== RECORDS FOR PROCESSING ==

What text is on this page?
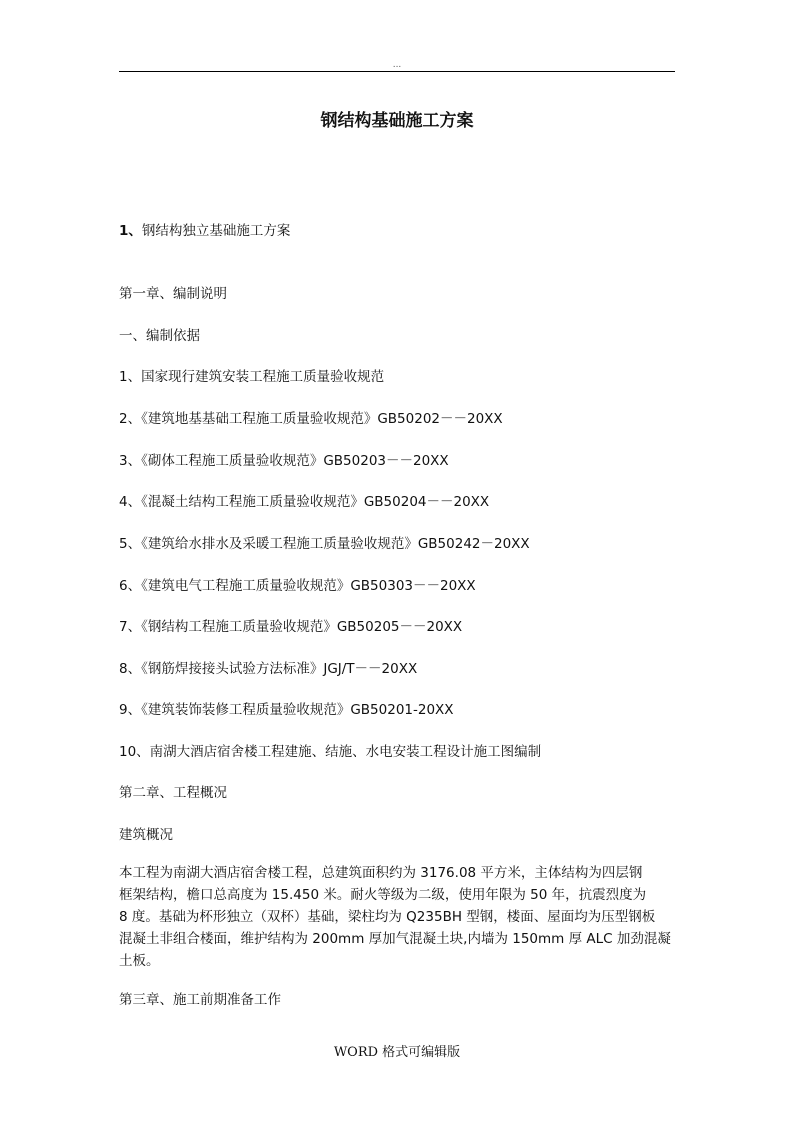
...
钢结构基础施工方案
1、钢结构独立基础施工方案
第一章、编制说明
一、编制依据
1、国家现行建筑安装工程施工质量验收规范
2、《建筑地基基础工程施工质量验收规范》GB50202－－20XX
3、《砌体工程施工质量验收规范》GB50203－－20XX
4、《混凝土结构工程施工质量验收规范》GB50204－－20XX
5、《建筑给水排水及采暖工程施工质量验收规范》GB50242－20XX
6、《建筑电气工程施工质量验收规范》GB50303－－20XX
7、《钢结构工程施工质量验收规范》GB50205－－20XX
8、《钢筋焊接接头试验方法标准》JGJ/T－－20XX
9、《建筑装饰装修工程质量验收规范》GB50201-20XX
10、南湖大酒店宿舍楼工程建施、结施、水电安装工程设计施工图编制
第二章、工程概况
建筑概况
本工程为南湖大酒店宿舍楼工程，总建筑面积约为 3176.08 平方米，主体结构为四层钢
框架结构，檐口总高度为 15.450 米。耐火等级为二级，使用年限为 50 年，抗震烈度为
8 度。基础为杯形独立（双杯）基础，梁柱均为 Q235BH 型钢，楼面、屋面均为压型钢板
混凝土非组合楼面，维护结构为 200mm 厚加气混凝土块,内墙为 150mm 厚 ALC 加劲混凝
土板。
第三章、施工前期准备工作
WORD 格式可编辑版
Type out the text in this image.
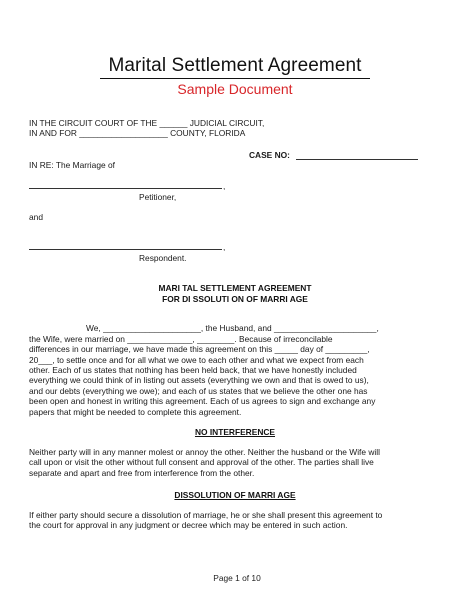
Marital Settlement Agreement
Sample Document
IN THE CIRCUIT COURT OF THE ______ JUDICIAL CIRCUIT,
IN AND FOR ___________________ COUNTY, FLORIDA
CASE NO:
IN RE: The Marriage of
,
Petitioner,
and
,
Respondent.
MARI TAL SETTLEMENT AGREEMENT
FOR DI SSOLUTI ON OF MARRI AGE
We, _____________________, the Husband, and ______________________,
the Wife, were married on ______________, ________. Because of irreconcilable
differences in our marriage, we have made this agreement on this _____ day of _________,
20___, to settle once and for all what we owe to each other and what we expect from each
other. Each of us states that nothing has been held back, that we have honestly included
everything we could think of in listing out assets (everything we own and that is owed to us),
and our debts (everything we owe); and each of us states that we believe the other one has
been open and honest in writing this agreement. Each of us agrees to sign and exchange any
papers that might be needed to complete this agreement.
NO INTERFERENCE
Neither party will in any manner molest or annoy the other. Neither the husband or the Wife will
call upon or visit the other without full consent and approval of the other. The parties shall live
separate and apart and free from interference from the other.
DISSOLUTION OF MARRI AGE
If either party should secure a dissolution of marriage, he or she shall present this agreement to
the court for approval in any judgment or decree which may be entered in such action.
Page 1 of 10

===

### WRITTEN REQUEST
From the data, list each line in which the string "approval" appears.

### THE REPLY
call upon or visit the other without full consent and approval of the other. The parties shall live
the court for approval in any judgment or decree which may be entered in such action.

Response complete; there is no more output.